● **Given instruction**: Report how many lines below contain the word "default", and give only that number.

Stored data
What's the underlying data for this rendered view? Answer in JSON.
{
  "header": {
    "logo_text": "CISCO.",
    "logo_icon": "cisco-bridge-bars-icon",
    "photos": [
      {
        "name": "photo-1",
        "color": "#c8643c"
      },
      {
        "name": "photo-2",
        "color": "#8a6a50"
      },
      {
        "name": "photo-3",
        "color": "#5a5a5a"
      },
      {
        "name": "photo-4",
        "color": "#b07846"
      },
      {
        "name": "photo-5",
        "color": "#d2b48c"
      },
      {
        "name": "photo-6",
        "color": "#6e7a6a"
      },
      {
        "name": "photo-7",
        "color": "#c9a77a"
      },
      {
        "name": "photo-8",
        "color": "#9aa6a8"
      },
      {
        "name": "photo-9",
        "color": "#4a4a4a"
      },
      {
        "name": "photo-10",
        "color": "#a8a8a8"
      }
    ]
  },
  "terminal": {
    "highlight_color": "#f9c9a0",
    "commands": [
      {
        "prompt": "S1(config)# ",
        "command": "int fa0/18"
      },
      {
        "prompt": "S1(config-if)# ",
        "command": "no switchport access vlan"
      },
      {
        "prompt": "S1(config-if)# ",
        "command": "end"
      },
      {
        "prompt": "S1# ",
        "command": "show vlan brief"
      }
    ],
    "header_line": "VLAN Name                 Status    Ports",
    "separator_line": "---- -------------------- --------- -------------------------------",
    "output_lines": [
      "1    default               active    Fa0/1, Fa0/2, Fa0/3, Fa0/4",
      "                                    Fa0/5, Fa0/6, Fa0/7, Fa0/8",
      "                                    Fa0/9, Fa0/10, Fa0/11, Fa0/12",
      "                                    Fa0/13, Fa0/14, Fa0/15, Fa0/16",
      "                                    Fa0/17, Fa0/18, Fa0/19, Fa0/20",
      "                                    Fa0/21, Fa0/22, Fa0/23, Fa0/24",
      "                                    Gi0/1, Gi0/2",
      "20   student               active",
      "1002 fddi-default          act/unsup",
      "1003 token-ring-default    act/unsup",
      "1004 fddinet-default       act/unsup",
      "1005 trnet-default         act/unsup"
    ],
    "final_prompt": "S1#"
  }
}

● **Answer to this exercise**: 5